((
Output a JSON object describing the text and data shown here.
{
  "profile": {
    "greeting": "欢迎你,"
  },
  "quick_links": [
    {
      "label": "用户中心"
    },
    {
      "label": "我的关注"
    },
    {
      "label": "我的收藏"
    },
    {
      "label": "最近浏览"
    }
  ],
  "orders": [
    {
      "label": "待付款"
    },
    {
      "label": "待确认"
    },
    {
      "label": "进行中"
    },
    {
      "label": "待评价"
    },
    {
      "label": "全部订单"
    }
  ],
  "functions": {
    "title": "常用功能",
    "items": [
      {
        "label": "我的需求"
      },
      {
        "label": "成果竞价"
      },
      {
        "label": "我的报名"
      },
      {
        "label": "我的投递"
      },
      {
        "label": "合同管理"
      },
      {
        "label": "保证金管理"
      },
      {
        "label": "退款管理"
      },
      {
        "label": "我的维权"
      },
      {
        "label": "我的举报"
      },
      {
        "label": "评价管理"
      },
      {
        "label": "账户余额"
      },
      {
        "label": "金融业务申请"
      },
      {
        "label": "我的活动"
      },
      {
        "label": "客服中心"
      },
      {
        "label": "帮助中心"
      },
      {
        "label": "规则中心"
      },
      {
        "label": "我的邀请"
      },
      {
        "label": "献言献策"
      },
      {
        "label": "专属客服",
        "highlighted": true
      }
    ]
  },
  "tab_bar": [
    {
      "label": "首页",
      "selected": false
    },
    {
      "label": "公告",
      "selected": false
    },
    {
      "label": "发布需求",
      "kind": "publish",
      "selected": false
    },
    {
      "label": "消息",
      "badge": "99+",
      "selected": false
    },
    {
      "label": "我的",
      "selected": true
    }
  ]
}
))
Repeat every line of the material exactly as given.

Output a JSON object describing the text and data shown here.
{
  "profile": {
    "greeting": "欢迎你,"
  },
  "quick_links": [
    {
      "label": "用户中心"
    },
    {
      "label": "我的关注"
    },
    {
      "label": "我的收藏"
    },
    {
      "label": "最近浏览"
    }
  ],
  "orders": [
    {
      "label": "待付款"
    },
    {
      "label": "待确认"
    },
    {
      "label": "进行中"
    },
    {
      "label": "待评价"
    },
    {
      "label": "全部订单"
    }
  ],
  "functions": {
    "title": "常用功能",
    "items": [
      {
        "label": "我的需求"
      },
      {
        "label": "成果竞价"
      },
      {
        "label": "我的报名"
      },
      {
        "label": "我的投递"
      },
      {
        "label": "合同管理"
      },
      {
        "label": "保证金管理"
      },
      {
        "label": "退款管理"
      },
      {
        "label": "我的维权"
      },
      {
        "label": "我的举报"
      },
      {
        "label": "评价管理"
      },
      {
        "label": "账户余额"
      },
      {
        "label": "金融业务申请"
      },
      {
        "label": "我的活动"
      },
      {
        "label": "客服中心"
      },
      {
        "label": "帮助中心"
      },
      {
        "label": "规则中心"
      },
      {
        "label": "我的邀请"
      },
      {
        "label": "献言献策"
      },
      {
        "label": "专属客服",
        "highlighted": true
      }
    ]
  },
  "tab_bar": [
    {
      "label": "首页",
      "selected": false
    },
    {
      "label": "公告",
      "selected": false
    },
    {
      "label": "发布需求",
      "kind": "publish",
      "selected": false
    },
    {
      "label": "消息",
      "badge": "99+",
      "selected": false
    },
    {
      "label": "我的",
      "selected": true
    }
  ]
}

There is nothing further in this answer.